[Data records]
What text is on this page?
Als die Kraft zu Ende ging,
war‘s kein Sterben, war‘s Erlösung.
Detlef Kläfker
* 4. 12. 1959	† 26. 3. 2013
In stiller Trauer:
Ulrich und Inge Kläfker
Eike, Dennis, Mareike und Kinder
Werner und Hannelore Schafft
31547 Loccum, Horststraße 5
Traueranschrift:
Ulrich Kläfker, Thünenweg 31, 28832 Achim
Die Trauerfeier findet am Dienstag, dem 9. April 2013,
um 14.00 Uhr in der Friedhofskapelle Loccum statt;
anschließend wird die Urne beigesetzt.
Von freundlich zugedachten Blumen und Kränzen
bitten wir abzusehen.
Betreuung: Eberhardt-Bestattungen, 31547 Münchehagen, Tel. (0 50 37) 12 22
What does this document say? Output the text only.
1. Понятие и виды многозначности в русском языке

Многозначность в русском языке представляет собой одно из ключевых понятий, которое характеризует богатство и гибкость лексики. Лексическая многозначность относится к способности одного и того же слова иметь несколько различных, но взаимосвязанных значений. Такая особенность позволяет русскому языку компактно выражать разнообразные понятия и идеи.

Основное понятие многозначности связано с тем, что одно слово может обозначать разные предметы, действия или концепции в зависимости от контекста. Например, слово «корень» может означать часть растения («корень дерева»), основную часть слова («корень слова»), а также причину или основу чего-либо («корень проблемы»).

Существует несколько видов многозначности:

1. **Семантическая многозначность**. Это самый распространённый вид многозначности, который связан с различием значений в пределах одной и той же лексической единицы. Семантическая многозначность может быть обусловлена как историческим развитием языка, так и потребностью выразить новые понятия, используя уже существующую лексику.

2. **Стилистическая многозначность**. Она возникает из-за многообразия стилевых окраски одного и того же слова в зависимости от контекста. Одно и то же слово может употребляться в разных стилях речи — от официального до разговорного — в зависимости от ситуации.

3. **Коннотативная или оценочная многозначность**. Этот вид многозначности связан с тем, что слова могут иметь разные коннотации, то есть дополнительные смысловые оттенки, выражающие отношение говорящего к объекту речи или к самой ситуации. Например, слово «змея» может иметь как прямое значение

• _REQUIRED TASK_:
Every entry above should be retyped exactly as shown.

• _FULL OUTPUT_:
What text is on this page?
Als die Kraft zu Ende ging,
war‘s kein Sterben, war‘s Erlösung.
Detlef Kläfker
* 4. 12. 1959	† 26. 3. 2013
In stiller Trauer:
Ulrich und Inge Kläfker
Eike, Dennis, Mareike und Kinder
Werner und Hannelore Schafft
31547 Loccum, Horststraße 5
Traueranschrift:
Ulrich Kläfker, Thünenweg 31, 28832 Achim
Die Trauerfeier findet am Dienstag, dem 9. April 2013,
um 14.00 Uhr in der Friedhofskapelle Loccum statt;
anschließend wird die Urne beigesetzt.
Von freundlich zugedachten Blumen und Kränzen
bitten wir abzusehen.
Betreuung: Eberhardt-Bestattungen, 31547 Münchehagen, Tel. (0 50 37) 12 22
What does this document say? Output the text only.
1. Понятие и виды многозначности в русском языке

Многозначность в русском языке представляет собой одно из ключевых понятий, которое характеризует богатство и гибкость лексики. Лексическая многозначность относится к способности одного и того же слова иметь несколько различных, но взаимосвязанных значений. Такая особенность позволяет русскому языку компактно выражать разнообразные понятия и идеи.

Основное понятие многозначности связано с тем, что одно слово может обозначать разные предметы, действия или концепции в зависимости от контекста. Например, слово «корень» может означать часть растения («корень дерева»), основную часть слова («корень слова»), а также причину или основу чего-либо («корень проблемы»).

Существует несколько видов многозначности:

1. **Семантическая многозначность**. Это самый распространённый вид многозначности, который связан с различием значений в пределах одной и той же лексической единицы. Семантическая многозначность может быть обусловлена как историческим развитием языка, так и потребностью выразить новые понятия, используя уже существующую лексику.

2. **Стилистическая многозначность**. Она возникает из-за многообразия стилевых окраски одного и того же слова в зависимости от контекста. Одно и то же слово может употребляться в разных стилях речи — от официального до разговорного — в зависимости от ситуации.

3. **Коннотативная или оценочная многозначность**. Этот вид многозначности связан с тем, что слова могут иметь разные коннотации, то есть дополнительные смысловые оттенки, выражающие отношение говорящего к объекту речи или к самой ситуации. Например, слово «змея» может иметь как прямое значение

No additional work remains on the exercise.